Stated goal
Copy only what runs from the line containing "Give me the" through the end of the material below, line for line, with both ends included.

Given data
:::
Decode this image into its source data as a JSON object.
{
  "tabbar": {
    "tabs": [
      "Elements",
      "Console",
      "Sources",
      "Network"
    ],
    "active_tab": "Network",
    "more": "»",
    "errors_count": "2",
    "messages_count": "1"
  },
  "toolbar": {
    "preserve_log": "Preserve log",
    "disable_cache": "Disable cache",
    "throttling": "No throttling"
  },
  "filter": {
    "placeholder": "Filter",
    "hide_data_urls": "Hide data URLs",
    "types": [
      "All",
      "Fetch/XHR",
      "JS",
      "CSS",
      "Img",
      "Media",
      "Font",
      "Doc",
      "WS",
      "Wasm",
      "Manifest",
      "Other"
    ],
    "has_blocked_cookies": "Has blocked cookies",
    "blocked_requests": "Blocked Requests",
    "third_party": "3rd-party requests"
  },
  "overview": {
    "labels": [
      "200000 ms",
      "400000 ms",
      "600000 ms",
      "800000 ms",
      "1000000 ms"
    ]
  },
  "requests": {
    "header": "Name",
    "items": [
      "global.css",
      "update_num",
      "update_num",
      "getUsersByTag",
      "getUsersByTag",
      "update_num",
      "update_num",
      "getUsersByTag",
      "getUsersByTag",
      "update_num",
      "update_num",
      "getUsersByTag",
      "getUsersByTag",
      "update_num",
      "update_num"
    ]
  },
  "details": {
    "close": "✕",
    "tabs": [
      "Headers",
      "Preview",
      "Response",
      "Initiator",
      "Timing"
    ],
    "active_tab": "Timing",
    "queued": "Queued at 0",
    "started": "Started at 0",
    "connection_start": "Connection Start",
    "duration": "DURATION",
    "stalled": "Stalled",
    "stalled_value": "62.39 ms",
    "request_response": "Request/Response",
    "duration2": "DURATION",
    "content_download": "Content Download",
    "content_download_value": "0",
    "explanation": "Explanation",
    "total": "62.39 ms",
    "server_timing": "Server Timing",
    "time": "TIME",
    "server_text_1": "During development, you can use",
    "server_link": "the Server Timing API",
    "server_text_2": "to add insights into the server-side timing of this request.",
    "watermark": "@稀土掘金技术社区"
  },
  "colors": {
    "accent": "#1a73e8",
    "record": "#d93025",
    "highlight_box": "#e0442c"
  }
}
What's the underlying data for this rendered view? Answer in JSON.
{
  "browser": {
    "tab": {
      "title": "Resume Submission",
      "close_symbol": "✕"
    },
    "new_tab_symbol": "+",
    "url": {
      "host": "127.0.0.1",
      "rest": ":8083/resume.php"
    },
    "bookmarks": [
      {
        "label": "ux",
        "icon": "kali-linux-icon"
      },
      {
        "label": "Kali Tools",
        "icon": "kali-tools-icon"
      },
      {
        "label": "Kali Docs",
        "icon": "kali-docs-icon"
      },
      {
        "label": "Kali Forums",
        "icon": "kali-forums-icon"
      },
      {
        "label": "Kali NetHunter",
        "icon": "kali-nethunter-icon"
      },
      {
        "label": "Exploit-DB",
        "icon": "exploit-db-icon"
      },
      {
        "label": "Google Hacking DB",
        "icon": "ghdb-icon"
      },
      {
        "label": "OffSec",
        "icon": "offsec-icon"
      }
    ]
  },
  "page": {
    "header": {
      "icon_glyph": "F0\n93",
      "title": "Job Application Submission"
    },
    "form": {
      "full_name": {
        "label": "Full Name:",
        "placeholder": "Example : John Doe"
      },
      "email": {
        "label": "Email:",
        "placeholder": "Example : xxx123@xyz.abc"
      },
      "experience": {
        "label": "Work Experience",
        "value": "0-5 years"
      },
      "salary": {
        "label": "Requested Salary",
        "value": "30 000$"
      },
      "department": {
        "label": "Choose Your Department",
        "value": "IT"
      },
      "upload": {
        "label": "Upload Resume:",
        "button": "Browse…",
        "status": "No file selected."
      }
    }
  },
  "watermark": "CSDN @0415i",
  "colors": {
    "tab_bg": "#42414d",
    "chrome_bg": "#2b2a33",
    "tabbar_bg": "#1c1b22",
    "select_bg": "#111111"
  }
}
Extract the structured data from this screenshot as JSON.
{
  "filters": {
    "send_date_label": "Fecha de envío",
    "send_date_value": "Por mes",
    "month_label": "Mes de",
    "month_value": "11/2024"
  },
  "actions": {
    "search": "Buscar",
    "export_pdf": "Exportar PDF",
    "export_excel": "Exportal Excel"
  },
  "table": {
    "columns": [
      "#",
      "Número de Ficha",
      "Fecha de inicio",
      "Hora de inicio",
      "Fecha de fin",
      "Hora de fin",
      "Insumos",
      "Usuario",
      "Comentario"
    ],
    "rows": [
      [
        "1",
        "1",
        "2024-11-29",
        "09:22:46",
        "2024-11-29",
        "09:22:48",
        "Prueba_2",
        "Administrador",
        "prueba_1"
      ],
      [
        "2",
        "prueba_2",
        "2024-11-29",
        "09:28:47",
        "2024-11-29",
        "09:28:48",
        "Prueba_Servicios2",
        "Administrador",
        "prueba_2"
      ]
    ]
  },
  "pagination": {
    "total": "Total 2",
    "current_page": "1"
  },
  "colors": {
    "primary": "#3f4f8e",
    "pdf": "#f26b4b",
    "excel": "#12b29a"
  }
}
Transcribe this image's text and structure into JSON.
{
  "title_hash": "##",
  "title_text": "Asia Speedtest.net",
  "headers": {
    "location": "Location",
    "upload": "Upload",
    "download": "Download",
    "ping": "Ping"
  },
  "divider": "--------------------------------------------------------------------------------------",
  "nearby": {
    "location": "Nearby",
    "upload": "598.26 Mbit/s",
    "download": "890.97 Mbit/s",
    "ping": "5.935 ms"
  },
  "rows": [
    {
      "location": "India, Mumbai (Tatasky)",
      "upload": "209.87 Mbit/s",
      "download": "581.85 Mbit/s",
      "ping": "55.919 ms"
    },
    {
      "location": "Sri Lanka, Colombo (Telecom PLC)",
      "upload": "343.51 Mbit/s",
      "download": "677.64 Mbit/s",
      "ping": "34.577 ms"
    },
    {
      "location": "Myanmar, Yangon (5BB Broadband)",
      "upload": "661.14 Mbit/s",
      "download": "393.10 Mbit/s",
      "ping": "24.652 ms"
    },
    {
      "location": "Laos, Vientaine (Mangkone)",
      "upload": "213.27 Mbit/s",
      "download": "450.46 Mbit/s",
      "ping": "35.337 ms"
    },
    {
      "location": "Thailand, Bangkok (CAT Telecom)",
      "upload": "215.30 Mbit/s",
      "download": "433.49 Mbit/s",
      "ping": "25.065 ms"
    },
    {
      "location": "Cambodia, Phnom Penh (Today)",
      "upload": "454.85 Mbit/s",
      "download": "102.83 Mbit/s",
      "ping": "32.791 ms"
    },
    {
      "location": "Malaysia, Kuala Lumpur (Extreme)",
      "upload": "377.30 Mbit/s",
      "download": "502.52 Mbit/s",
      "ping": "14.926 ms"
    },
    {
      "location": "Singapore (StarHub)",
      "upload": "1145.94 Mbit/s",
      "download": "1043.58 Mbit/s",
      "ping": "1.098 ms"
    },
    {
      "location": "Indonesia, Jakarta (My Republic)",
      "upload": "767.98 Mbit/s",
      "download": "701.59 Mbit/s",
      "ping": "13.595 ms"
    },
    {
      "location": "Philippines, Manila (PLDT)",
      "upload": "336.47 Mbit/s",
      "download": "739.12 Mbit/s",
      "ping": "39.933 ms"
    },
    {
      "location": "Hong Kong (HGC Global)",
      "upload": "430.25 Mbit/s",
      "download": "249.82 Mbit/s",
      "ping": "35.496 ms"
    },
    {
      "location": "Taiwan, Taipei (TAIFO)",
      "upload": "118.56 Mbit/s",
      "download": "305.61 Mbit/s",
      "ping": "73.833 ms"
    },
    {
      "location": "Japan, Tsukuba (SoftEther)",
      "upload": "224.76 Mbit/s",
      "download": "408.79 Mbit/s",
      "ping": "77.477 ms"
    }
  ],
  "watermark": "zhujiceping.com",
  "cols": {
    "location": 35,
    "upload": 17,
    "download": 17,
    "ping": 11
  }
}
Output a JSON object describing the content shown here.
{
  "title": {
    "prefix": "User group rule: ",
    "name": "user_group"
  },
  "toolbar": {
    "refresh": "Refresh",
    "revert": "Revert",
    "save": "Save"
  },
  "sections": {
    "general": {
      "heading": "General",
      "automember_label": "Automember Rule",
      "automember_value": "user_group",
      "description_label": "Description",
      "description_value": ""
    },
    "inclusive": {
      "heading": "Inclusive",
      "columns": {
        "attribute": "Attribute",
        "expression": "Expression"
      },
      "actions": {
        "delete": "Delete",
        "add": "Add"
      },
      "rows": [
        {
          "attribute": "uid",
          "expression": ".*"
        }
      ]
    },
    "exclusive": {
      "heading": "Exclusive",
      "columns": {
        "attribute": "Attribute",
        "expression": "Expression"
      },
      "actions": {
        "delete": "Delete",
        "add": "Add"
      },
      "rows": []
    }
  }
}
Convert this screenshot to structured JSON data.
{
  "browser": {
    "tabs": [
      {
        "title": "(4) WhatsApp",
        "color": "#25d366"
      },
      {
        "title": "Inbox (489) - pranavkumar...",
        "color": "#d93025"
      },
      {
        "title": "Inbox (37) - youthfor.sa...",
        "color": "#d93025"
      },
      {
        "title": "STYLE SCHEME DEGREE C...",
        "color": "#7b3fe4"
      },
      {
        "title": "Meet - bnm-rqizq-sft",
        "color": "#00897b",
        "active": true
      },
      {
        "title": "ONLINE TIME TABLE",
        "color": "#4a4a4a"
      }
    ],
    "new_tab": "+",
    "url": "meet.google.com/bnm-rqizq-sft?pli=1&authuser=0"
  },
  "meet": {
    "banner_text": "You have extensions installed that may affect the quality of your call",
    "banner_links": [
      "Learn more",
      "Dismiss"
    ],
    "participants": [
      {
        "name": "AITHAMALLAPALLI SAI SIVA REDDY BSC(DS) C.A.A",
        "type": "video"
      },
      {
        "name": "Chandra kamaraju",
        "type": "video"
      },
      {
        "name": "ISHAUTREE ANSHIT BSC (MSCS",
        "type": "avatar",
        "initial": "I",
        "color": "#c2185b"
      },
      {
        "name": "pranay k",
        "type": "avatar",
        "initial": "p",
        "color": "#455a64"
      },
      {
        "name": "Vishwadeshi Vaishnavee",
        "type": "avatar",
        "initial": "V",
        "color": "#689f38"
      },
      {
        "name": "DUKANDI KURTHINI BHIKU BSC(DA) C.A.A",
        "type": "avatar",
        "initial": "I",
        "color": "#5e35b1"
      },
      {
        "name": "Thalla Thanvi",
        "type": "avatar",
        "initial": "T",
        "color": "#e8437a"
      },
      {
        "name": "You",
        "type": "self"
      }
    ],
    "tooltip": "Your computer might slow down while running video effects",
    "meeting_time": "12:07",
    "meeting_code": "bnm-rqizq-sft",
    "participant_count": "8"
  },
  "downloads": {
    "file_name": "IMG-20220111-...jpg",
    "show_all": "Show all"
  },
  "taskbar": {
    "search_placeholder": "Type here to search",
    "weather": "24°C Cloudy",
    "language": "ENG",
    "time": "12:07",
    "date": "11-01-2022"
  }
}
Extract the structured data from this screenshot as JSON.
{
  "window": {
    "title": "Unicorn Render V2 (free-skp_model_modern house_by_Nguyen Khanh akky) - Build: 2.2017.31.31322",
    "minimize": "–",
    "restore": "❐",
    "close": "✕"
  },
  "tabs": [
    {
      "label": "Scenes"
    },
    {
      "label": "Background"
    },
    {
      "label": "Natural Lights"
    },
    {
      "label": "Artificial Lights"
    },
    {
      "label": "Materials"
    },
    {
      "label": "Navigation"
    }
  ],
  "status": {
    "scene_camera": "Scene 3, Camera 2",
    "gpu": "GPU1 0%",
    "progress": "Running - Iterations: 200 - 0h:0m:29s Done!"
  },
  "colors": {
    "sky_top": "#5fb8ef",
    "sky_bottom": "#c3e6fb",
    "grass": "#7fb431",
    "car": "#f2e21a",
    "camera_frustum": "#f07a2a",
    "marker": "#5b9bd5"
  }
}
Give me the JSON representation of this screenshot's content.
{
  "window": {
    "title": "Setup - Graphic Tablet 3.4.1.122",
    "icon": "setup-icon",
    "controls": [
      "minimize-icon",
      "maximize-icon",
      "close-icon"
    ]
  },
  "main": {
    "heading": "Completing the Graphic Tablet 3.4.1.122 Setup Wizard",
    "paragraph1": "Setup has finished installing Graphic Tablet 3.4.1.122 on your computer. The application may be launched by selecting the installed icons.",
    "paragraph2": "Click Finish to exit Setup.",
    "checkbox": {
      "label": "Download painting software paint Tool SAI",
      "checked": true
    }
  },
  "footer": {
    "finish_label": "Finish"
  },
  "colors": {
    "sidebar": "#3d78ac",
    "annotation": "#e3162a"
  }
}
:::
Completed exercise
Give me the JSON representation of this screenshot's content.
{
  "window": {
    "title": "Setup - Graphic Tablet 3.4.1.122",
    "icon": "setup-icon",
    "controls": [
      "minimize-icon",
      "maximize-icon",
      "close-icon"
    ]
  },
  "main": {
    "heading": "Completing the Graphic Tablet 3.4.1.122 Setup Wizard",
    "paragraph1": "Setup has finished installing Graphic Tablet 3.4.1.122 on your computer. The application may be launched by selecting the installed icons.",
    "paragraph2": "Click Finish to exit Setup.",
    "checkbox": {
      "label": "Download painting software paint Tool SAI",
      "checked": true
    }
  },
  "footer": {
    "finish_label": "Finish"
  },
  "colors": {
    "sidebar": "#3d78ac",
    "annotation": "#e3162a"
  }
}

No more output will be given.